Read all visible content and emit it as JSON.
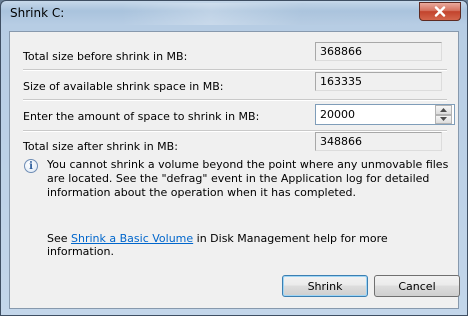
{
  "window": {
    "title": "Shrink C:"
  },
  "fields": {
    "total_before": {
      "label": "Total size before shrink in MB:",
      "value": "368866"
    },
    "available": {
      "label": "Size of available shrink space in MB:",
      "value": "163335"
    },
    "amount": {
      "label": "Enter the amount of space to shrink in MB:",
      "value": "20000"
    },
    "total_after": {
      "label": "Total size after shrink in MB:",
      "value": "348866"
    }
  },
  "info": {
    "text": "You cannot shrink a volume beyond the point where any unmovable files are located. See the \"defrag\" event in the Application log for detailed information about the operation when it has completed."
  },
  "help": {
    "prefix": "See ",
    "link": "Shrink a Basic Volume",
    "suffix": " in Disk Management help for more information."
  },
  "buttons": {
    "shrink": "Shrink",
    "cancel": "Cancel"
  },
  "icons": {
    "close": "close-icon",
    "info": "info-icon",
    "spin_up": "chevron-up-icon",
    "spin_down": "chevron-down-icon"
  },
  "colors": {
    "link": "#0066cc",
    "close_button": "#c2432c",
    "dialog_bg": "#f0f0f0"
  }
}
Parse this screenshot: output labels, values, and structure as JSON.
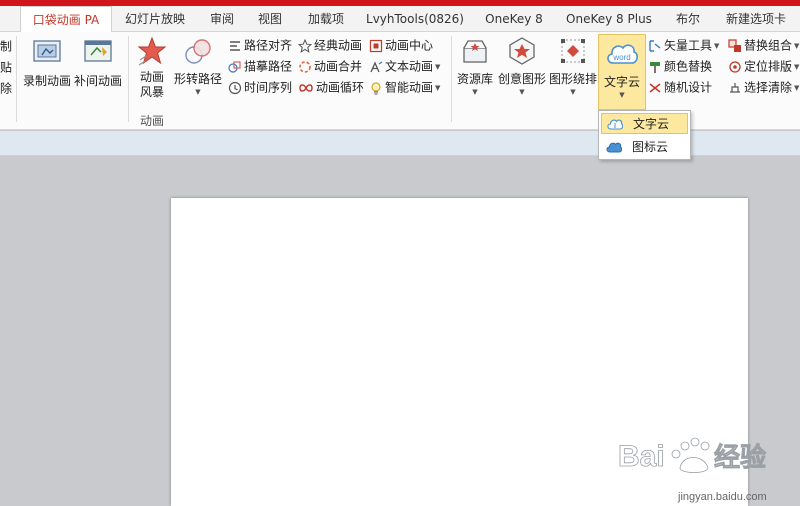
{
  "tabs": [
    {
      "label": "口袋动画 PA",
      "active": true
    },
    {
      "label": "幻灯片放映"
    },
    {
      "label": "审阅"
    },
    {
      "label": "视图"
    },
    {
      "label": "加载项"
    },
    {
      "label": "LvyhTools(0826)"
    },
    {
      "label": "OneKey 8"
    },
    {
      "label": "OneKey 8 Plus"
    },
    {
      "label": "布尔"
    },
    {
      "label": "新建选项卡"
    }
  ],
  "ribbon": {
    "clipped": [
      "制",
      "贴",
      "除"
    ],
    "record_animation": "录制动画",
    "tween_animation": "补间动画",
    "anim_storm_1": "动画",
    "anim_storm_2": "风暴",
    "shape_path": "形转路径",
    "path_align": "路径对齐",
    "trace_path": "描摹路径",
    "timeline": "时间序列",
    "classic_anim": "经典动画",
    "merge_anim": "动画合并",
    "loop_anim": "动画循环",
    "anim_center": "动画中心",
    "text_anim": "文本动画",
    "smart_anim": "智能动画",
    "group_animation": "动画",
    "resource_lib": "资源库",
    "creative_shape": "创意图形",
    "shape_arrange": "图形绕排",
    "word_cloud": "文字云",
    "word_cloud_icon_text": "word",
    "vector_tools": "矢量工具",
    "color_replace": "颜色替换",
    "random_design": "随机设计",
    "replace_combine": "替换组合",
    "position_layout": "定位排版",
    "select_clear": "选择清除"
  },
  "dropdown": {
    "items": [
      {
        "label": "文字云",
        "highlighted": true
      },
      {
        "label": "图标云"
      }
    ]
  },
  "watermark": {
    "brand": "Bai",
    "brand2": "经验",
    "url": "jingyan.baidu.com"
  },
  "colors": {
    "accent_red": "#d0151b",
    "highlight": "#fde8a0",
    "ribbon_bg": "#fbfbfb",
    "workspace": "#c8cacd"
  }
}
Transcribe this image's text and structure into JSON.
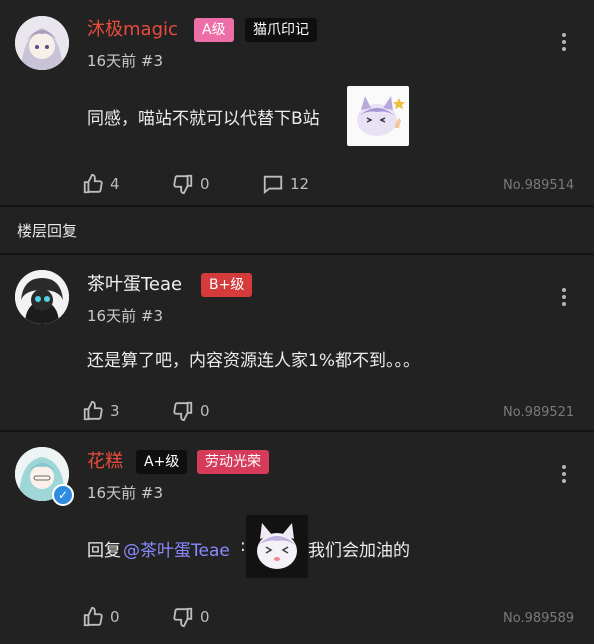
{
  "colors": {
    "background": "#222222",
    "name_red": "#ea4c3c",
    "badge_pink": "#ee6fa8",
    "badge_red": "#d63b3b",
    "badge_black": "#0f0f0f",
    "mention": "#8a8aff"
  },
  "comments": [
    {
      "username": "沐极magic",
      "level": "A级",
      "title_tag": "猫爪印记",
      "time": "16天前",
      "floor": "#3",
      "text": "同感，喵站不就可以代替下B站",
      "likes": "4",
      "dislikes": "0",
      "replies": "12",
      "id": "No.989514"
    },
    {
      "username": "茶叶蛋Teae",
      "level": "B+级",
      "time": "16天前",
      "floor": "#3",
      "text": "还是算了吧，内容资源连人家1%都不到。。。",
      "likes": "3",
      "dislikes": "0",
      "id": "No.989521"
    },
    {
      "username": "花糕",
      "level": "A+级",
      "title_tag": "劳动光荣",
      "time": "16天前",
      "floor": "#3",
      "reply_prefix": "回复",
      "mention": "@茶叶蛋Teae",
      "colon": ":",
      "text": "我们会加油的",
      "likes": "0",
      "dislikes": "0",
      "id": "No.989589"
    }
  ],
  "section": {
    "label": "楼层回复"
  },
  "icons": {
    "like": "thumbs-up-icon",
    "dislike": "thumbs-down-icon",
    "reply": "comment-icon",
    "more": "kebab-menu-icon",
    "verified": "verified-check-icon"
  }
}
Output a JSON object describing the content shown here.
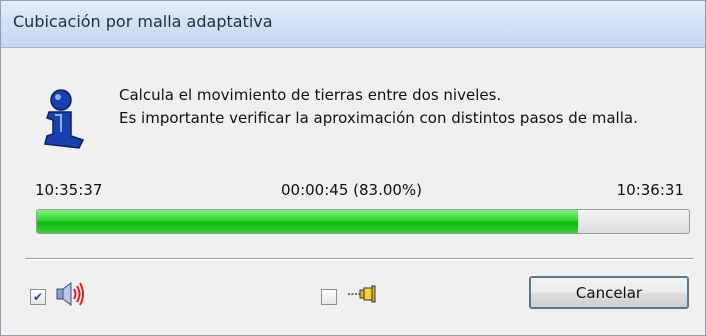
{
  "window": {
    "title": "Cubicación por malla adaptativa"
  },
  "message": {
    "line1": "Calcula el movimiento de tierras entre dos niveles.",
    "line2": "Es importante verificar la aproximación con distintos pasos de malla."
  },
  "progress": {
    "start_time": "10:35:37",
    "elapsed": "00:00:45 (83.00%)",
    "end_time": "10:36:31",
    "percent": 83.0
  },
  "footer": {
    "sound_checkbox_checked": true,
    "pin_checkbox_checked": false,
    "cancel_label": "Cancelar"
  },
  "icons": {
    "info": "info-icon",
    "sound": "speaker-icon",
    "pin": "pin-icon"
  },
  "colors": {
    "progress_fill": "#12b812",
    "titlebar": "#d2e2f5"
  }
}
····················
▸ Task objective: Make an exact copy of the listing above. Do not include the pictures.

▸ Solution to this task:
Read all visible content and emit it as JSON.
{
  "window": {
    "title": "Shrink C:"
  },
  "fields": {
    "total_before": {
      "label": "Total size before shrink in MB:",
      "value": "368866"
    },
    "available": {
      "label": "Size of available shrink space in MB:",
      "value": "163335"
    },
    "amount": {
      "label": "Enter the amount of space to shrink in MB:",
      "value": "20000"
    },
    "total_after": {
      "label": "Total size after shrink in MB:",
      "value": "348866"
    }
  },
  "info": {
    "text": "You cannot shrink a volume beyond the point where any unmovable files are located. See the \"defrag\" event in the Application log for detailed information about the operation when it has completed."
  },
  "help": {
    "prefix": "See ",
    "link": "Shrink a Basic Volume",
    "suffix": " in Disk Management help for more information."
  },
  "buttons": {
    "shrink": "Shrink",
    "cancel": "Cancel"
  },
  "icons": {
    "close": "close-icon",
    "info": "info-icon",
    "spin_up": "chevron-up-icon",
    "spin_down": "chevron-down-icon"
  },
  "colors": {
    "link": "#0066cc",
    "close_button": "#c2432c",
    "dialog_bg": "#f0f0f0"
  }
}
Parse this screenshot: output labels, values, and structure as JSON.
{
  "tabs": [
    {
      "label": "口袋动画 PA",
      "active": true
    },
    {
      "label": "幻灯片放映"
    },
    {
      "label": "审阅"
    },
    {
      "label": "视图"
    },
    {
      "label": "加载项"
    },
    {
      "label": "LvyhTools(0826)"
    },
    {
      "label": "OneKey 8"
    },
    {
      "label": "OneKey 8 Plus"
    },
    {
      "label": "布尔"
    },
    {
      "label": "新建选项卡"
    }
  ],
  "ribbon": {
    "clipped": [
      "制",
      "贴",
      "除"
    ],
    "record_animation": "录制动画",
    "tween_animation": "补间动画",
    "anim_storm_1": "动画",
    "anim_storm_2": "风暴",
    "shape_path": "形转路径",
    "path_align": "路径对齐",
    "trace_path": "描摹路径",
    "timeline": "时间序列",
    "classic_anim": "经典动画",
    "merge_anim": "动画合并",
    "loop_anim": "动画循环",
    "anim_center": "动画中心",
    "text_anim": "文本动画",
    "smart_anim": "智能动画",
    "group_animation": "动画",
    "resource_lib": "资源库",
    "creative_shape": "创意图形",
    "shape_arrange": "图形绕排",
    "word_cloud": "文字云",
    "word_cloud_icon_text": "word",
    "vector_tools": "矢量工具",
    "color_replace": "颜色替换",
    "random_design": "随机设计",
    "replace_combine": "替换组合",
    "position_layout": "定位排版",
    "select_clear": "选择清除"
  },
  "dropdown": {
    "items": [
      {
        "label": "文字云",
        "highlighted": true
      },
      {
        "label": "图标云"
      }
    ]
  },
  "watermark": {
    "brand": "Bai",
    "brand2": "经验",
    "url": "jingyan.baidu.com"
  },
  "colors": {
    "accent_red": "#d0151b",
    "highlight": "#fde8a0",
    "ribbon_bg": "#fbfbfb",
    "workspace": "#c8cacd"
  }
}
Transcribe this image's text and structure into JSON.
{
  "colors": {
    "background": "#222222",
    "name_red": "#ea4c3c",
    "badge_pink": "#ee6fa8",
    "badge_red": "#d63b3b",
    "badge_black": "#0f0f0f",
    "mention": "#8a8aff"
  },
  "comments": [
    {
      "username": "沐极magic",
      "level": "A级",
      "title_tag": "猫爪印记",
      "time": "16天前",
      "floor": "#3",
      "text": "同感，喵站不就可以代替下B站",
      "likes": "4",
      "dislikes": "0",
      "replies": "12",
      "id": "No.989514"
    },
    {
      "username": "茶叶蛋Teae",
      "level": "B+级",
      "time": "16天前",
      "floor": "#3",
      "text": "还是算了吧，内容资源连人家1%都不到。。。",
      "likes": "3",
      "dislikes": "0",
      "id": "No.989521"
    },
    {
      "username": "花糕",
      "level": "A+级",
      "title_tag": "劳动光荣",
      "time": "16天前",
      "floor": "#3",
      "reply_prefix": "回复",
      "mention": "@茶叶蛋Teae",
      "colon": ":",
      "text": "我们会加油的",
      "likes": "0",
      "dislikes": "0",
      "id": "No.989589"
    }
  ],
  "section": {
    "label": "楼层回复"
  },
  "icons": {
    "like": "thumbs-up-icon",
    "dislike": "thumbs-down-icon",
    "reply": "comment-icon",
    "more": "kebab-menu-icon",
    "verified": "verified-check-icon"
  }
}
Output a JSON object describing the content shown here.
{
  "window": {
    "title": "Cubicación por malla adaptativa"
  },
  "message": {
    "line1": "Calcula el movimiento de tierras entre dos niveles.",
    "line2": "Es importante verificar la aproximación con distintos pasos de malla."
  },
  "progress": {
    "start_time": "10:35:37",
    "elapsed": "00:00:45 (83.00%)",
    "end_time": "10:36:31",
    "percent": 83.0
  },
  "footer": {
    "sound_checkbox_checked": true,
    "pin_checkbox_checked": false,
    "cancel_label": "Cancelar"
  },
  "icons": {
    "info": "info-icon",
    "sound": "speaker-icon",
    "pin": "pin-icon"
  },
  "colors": {
    "progress_fill": "#12b812",
    "titlebar": "#d2e2f5"
  }
}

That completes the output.